____ SUPPLIED MATERIAL

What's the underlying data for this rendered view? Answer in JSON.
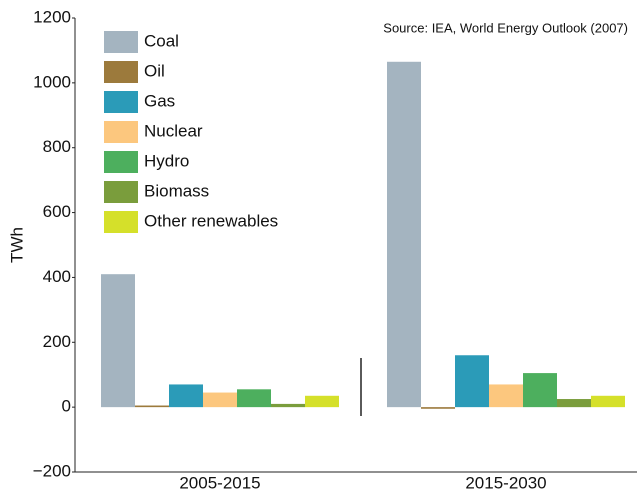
{
  "chart_data": {
    "type": "bar",
    "annotation": "Source: IEA, World Energy Outlook (2007)",
    "y_label": "TWh",
    "categories": [
      "2005-2015",
      "2015-2030"
    ],
    "series": [
      {
        "name": "Coal",
        "color": "#a4b4c0",
        "values": [
          410,
          1065
        ]
      },
      {
        "name": "Oil",
        "color": "#9c7a3c",
        "values": [
          5,
          -5
        ]
      },
      {
        "name": "Gas",
        "color": "#2b9bb8",
        "values": [
          70,
          160
        ]
      },
      {
        "name": "Nuclear",
        "color": "#fcc77e",
        "values": [
          45,
          70
        ]
      },
      {
        "name": "Hydro",
        "color": "#4daf5e",
        "values": [
          55,
          105
        ]
      },
      {
        "name": "Biomass",
        "color": "#7a9d3c",
        "values": [
          10,
          25
        ]
      },
      {
        "name": "Other renewables",
        "color": "#d5e02a",
        "values": [
          35,
          35
        ]
      }
    ],
    "ylim": [
      -200,
      1200
    ],
    "yticks": [
      {
        "value": -200,
        "label": "−200"
      },
      0,
      200,
      400,
      600,
      800,
      1000,
      1200
    ]
  }
}
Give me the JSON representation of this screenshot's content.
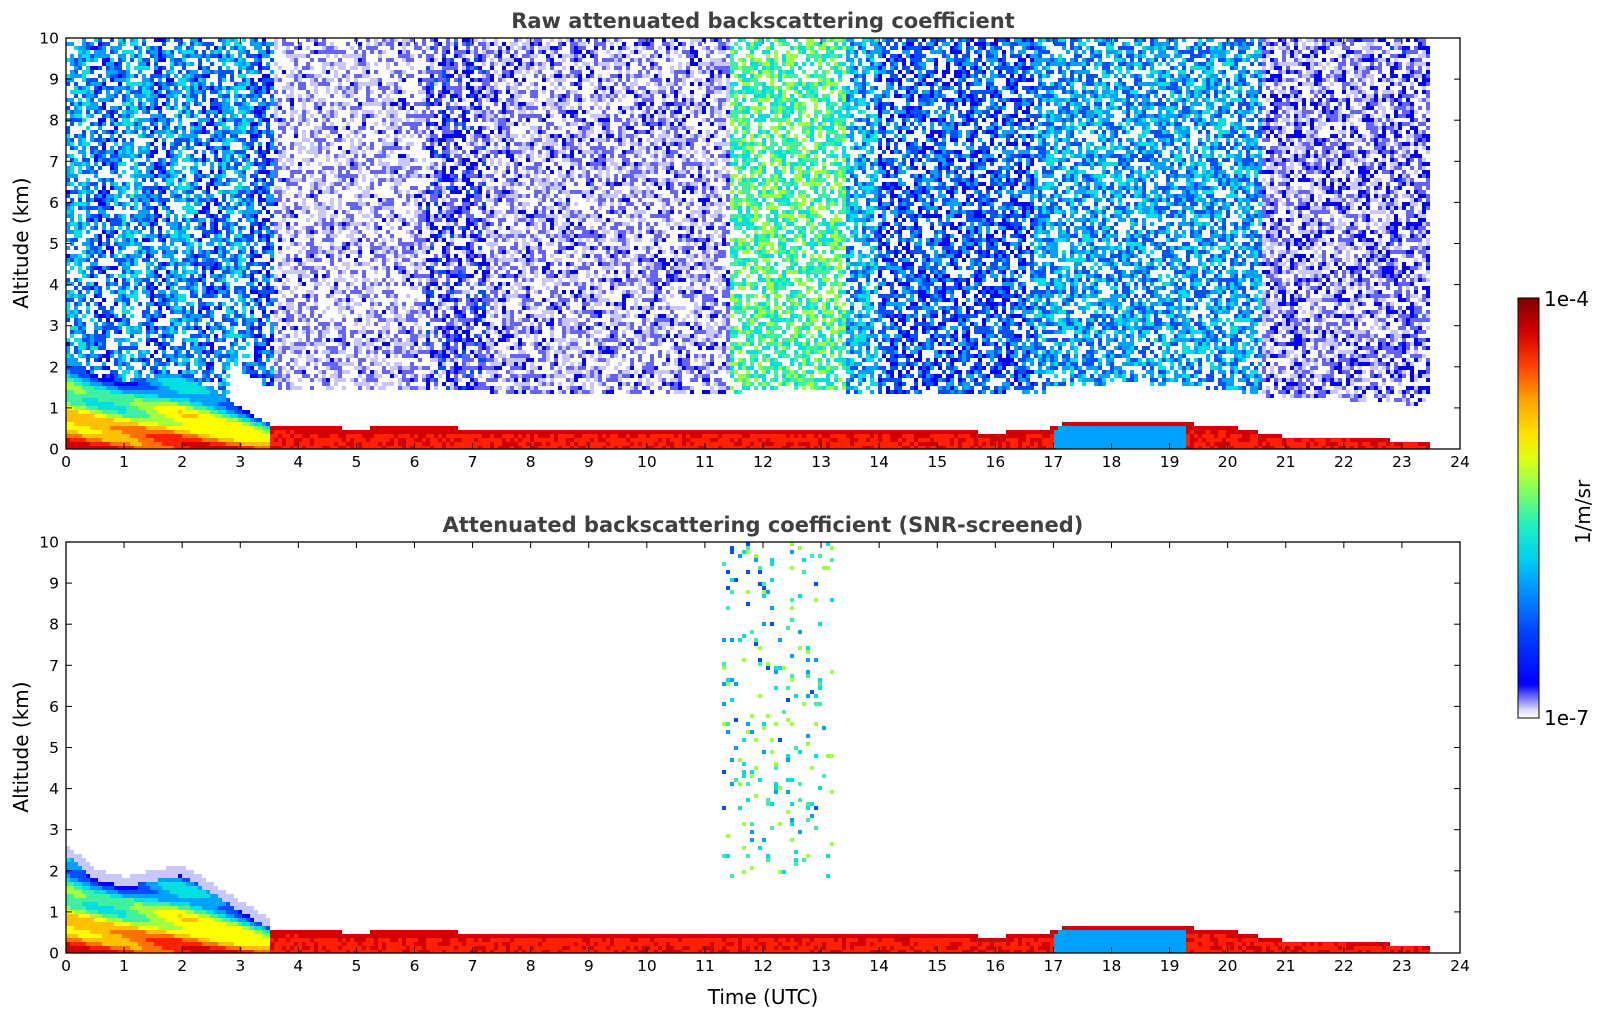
{
  "chart_data": [
    {
      "type": "heatmap",
      "title": "Raw attenuated backscattering coefficient",
      "ylabel": "Altitude (km)",
      "xlabel": "",
      "xlim": [
        0,
        24
      ],
      "ylim": [
        0,
        10
      ],
      "x_ticks": [
        "0",
        "1",
        "2",
        "3",
        "4",
        "5",
        "6",
        "7",
        "8",
        "9",
        "10",
        "11",
        "12",
        "13",
        "14",
        "15",
        "16",
        "17",
        "18",
        "19",
        "20",
        "21",
        "22",
        "23",
        "24"
      ],
      "y_ticks": [
        "0",
        "1",
        "2",
        "3",
        "4",
        "5",
        "6",
        "7",
        "8",
        "9",
        "10"
      ],
      "data_end_hour": 23.5,
      "boundary_layer_top_km": [
        [
          0,
          2.4
        ],
        [
          0.5,
          1.8
        ],
        [
          1,
          1.6
        ],
        [
          2,
          1.9
        ],
        [
          2.8,
          1.2
        ],
        [
          3.5,
          0.6
        ],
        [
          4,
          0.55
        ],
        [
          5,
          0.5
        ],
        [
          6,
          0.55
        ],
        [
          7,
          0.5
        ],
        [
          8,
          0.45
        ],
        [
          9,
          0.45
        ],
        [
          10,
          0.45
        ],
        [
          11,
          0.45
        ],
        [
          12,
          0.5
        ],
        [
          13,
          0.5
        ],
        [
          14,
          0.45
        ],
        [
          15,
          0.45
        ],
        [
          16,
          0.4
        ],
        [
          16.8,
          0.45
        ],
        [
          17.2,
          0.65
        ],
        [
          18,
          0.68
        ],
        [
          18.5,
          0.7
        ],
        [
          19,
          0.65
        ],
        [
          20,
          0.55
        ],
        [
          21,
          0.3
        ],
        [
          22,
          0.3
        ],
        [
          23,
          0.2
        ],
        [
          23.5,
          0.15
        ]
      ]
    },
    {
      "type": "heatmap",
      "title": "Attenuated backscattering coefficient (SNR-screened)",
      "ylabel": "Altitude (km)",
      "xlabel": "Time (UTC)",
      "xlim": [
        0,
        24
      ],
      "ylim": [
        0,
        10
      ],
      "x_ticks": [
        "0",
        "1",
        "2",
        "3",
        "4",
        "5",
        "6",
        "7",
        "8",
        "9",
        "10",
        "11",
        "12",
        "13",
        "14",
        "15",
        "16",
        "17",
        "18",
        "19",
        "20",
        "21",
        "22",
        "23",
        "24"
      ],
      "y_ticks": [
        "0",
        "1",
        "2",
        "3",
        "4",
        "5",
        "6",
        "7",
        "8",
        "9",
        "10"
      ],
      "data_end_hour": 23.5
    }
  ],
  "colorbar": {
    "label": "1/m/sr",
    "max_label": "1e-4",
    "min_label": "1e-7",
    "colors": [
      "#ffffff",
      "#c8c8ff",
      "#6464ff",
      "#0000ff",
      "#0050ff",
      "#00a0ff",
      "#00e0e0",
      "#40f0a0",
      "#a0ff40",
      "#ffff00",
      "#ffc000",
      "#ff7000",
      "#ff2000",
      "#d00000",
      "#800000"
    ]
  }
}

________

OBJECTIVE - Pictures in the records above are left out; print everything else exactly as written.

RESPONSE FOR THIS EXERCISE -
What's the underlying data for this rendered view? Answer in JSON.
{
  "chart_data": {
    "type": "bar",
    "annotation": "Source: IEA, World Energy Outlook (2007)",
    "y_label": "TWh",
    "categories": [
      "2005-2015",
      "2015-2030"
    ],
    "series": [
      {
        "name": "Coal",
        "color": "#a4b4c0",
        "values": [
          410,
          1065
        ]
      },
      {
        "name": "Oil",
        "color": "#9c7a3c",
        "values": [
          5,
          -5
        ]
      },
      {
        "name": "Gas",
        "color": "#2b9bb8",
        "values": [
          70,
          160
        ]
      },
      {
        "name": "Nuclear",
        "color": "#fcc77e",
        "values": [
          45,
          70
        ]
      },
      {
        "name": "Hydro",
        "color": "#4daf5e",
        "values": [
          55,
          105
        ]
      },
      {
        "name": "Biomass",
        "color": "#7a9d3c",
        "values": [
          10,
          25
        ]
      },
      {
        "name": "Other renewables",
        "color": "#d5e02a",
        "values": [
          35,
          35
        ]
      }
    ],
    "ylim": [
      -200,
      1200
    ],
    "yticks": [
      {
        "value": -200,
        "label": "−200"
      },
      0,
      200,
      400,
      600,
      800,
      1000,
      1200
    ]
  }
}
Give me the JSON representation of this screenshot's content.
{
  "chart_data": [
    {
      "type": "heatmap",
      "title": "Raw attenuated backscattering coefficient",
      "ylabel": "Altitude (km)",
      "xlabel": "",
      "xlim": [
        0,
        24
      ],
      "ylim": [
        0,
        10
      ],
      "x_ticks": [
        "0",
        "1",
        "2",
        "3",
        "4",
        "5",
        "6",
        "7",
        "8",
        "9",
        "10",
        "11",
        "12",
        "13",
        "14",
        "15",
        "16",
        "17",
        "18",
        "19",
        "20",
        "21",
        "22",
        "23",
        "24"
      ],
      "y_ticks": [
        "0",
        "1",
        "2",
        "3",
        "4",
        "5",
        "6",
        "7",
        "8",
        "9",
        "10"
      ],
      "data_end_hour": 23.5,
      "boundary_layer_top_km": [
        [
          0,
          2.4
        ],
        [
          0.5,
          1.8
        ],
        [
          1,
          1.6
        ],
        [
          2,
          1.9
        ],
        [
          2.8,
          1.2
        ],
        [
          3.5,
          0.6
        ],
        [
          4,
          0.55
        ],
        [
          5,
          0.5
        ],
        [
          6,
          0.55
        ],
        [
          7,
          0.5
        ],
        [
          8,
          0.45
        ],
        [
          9,
          0.45
        ],
        [
          10,
          0.45
        ],
        [
          11,
          0.45
        ],
        [
          12,
          0.5
        ],
        [
          13,
          0.5
        ],
        [
          14,
          0.45
        ],
        [
          15,
          0.45
        ],
        [
          16,
          0.4
        ],
        [
          16.8,
          0.45
        ],
        [
          17.2,
          0.65
        ],
        [
          18,
          0.68
        ],
        [
          18.5,
          0.7
        ],
        [
          19,
          0.65
        ],
        [
          20,
          0.55
        ],
        [
          21,
          0.3
        ],
        [
          22,
          0.3
        ],
        [
          23,
          0.2
        ],
        [
          23.5,
          0.15
        ]
      ]
    },
    {
      "type": "heatmap",
      "title": "Attenuated backscattering coefficient (SNR-screened)",
      "ylabel": "Altitude (km)",
      "xlabel": "Time (UTC)",
      "xlim": [
        0,
        24
      ],
      "ylim": [
        0,
        10
      ],
      "x_ticks": [
        "0",
        "1",
        "2",
        "3",
        "4",
        "5",
        "6",
        "7",
        "8",
        "9",
        "10",
        "11",
        "12",
        "13",
        "14",
        "15",
        "16",
        "17",
        "18",
        "19",
        "20",
        "21",
        "22",
        "23",
        "24"
      ],
      "y_ticks": [
        "0",
        "1",
        "2",
        "3",
        "4",
        "5",
        "6",
        "7",
        "8",
        "9",
        "10"
      ],
      "data_end_hour": 23.5
    }
  ],
  "colorbar": {
    "label": "1/m/sr",
    "max_label": "1e-4",
    "min_label": "1e-7",
    "colors": [
      "#ffffff",
      "#c8c8ff",
      "#6464ff",
      "#0000ff",
      "#0050ff",
      "#00a0ff",
      "#00e0e0",
      "#40f0a0",
      "#a0ff40",
      "#ffff00",
      "#ffc000",
      "#ff7000",
      "#ff2000",
      "#d00000",
      "#800000"
    ]
  }
}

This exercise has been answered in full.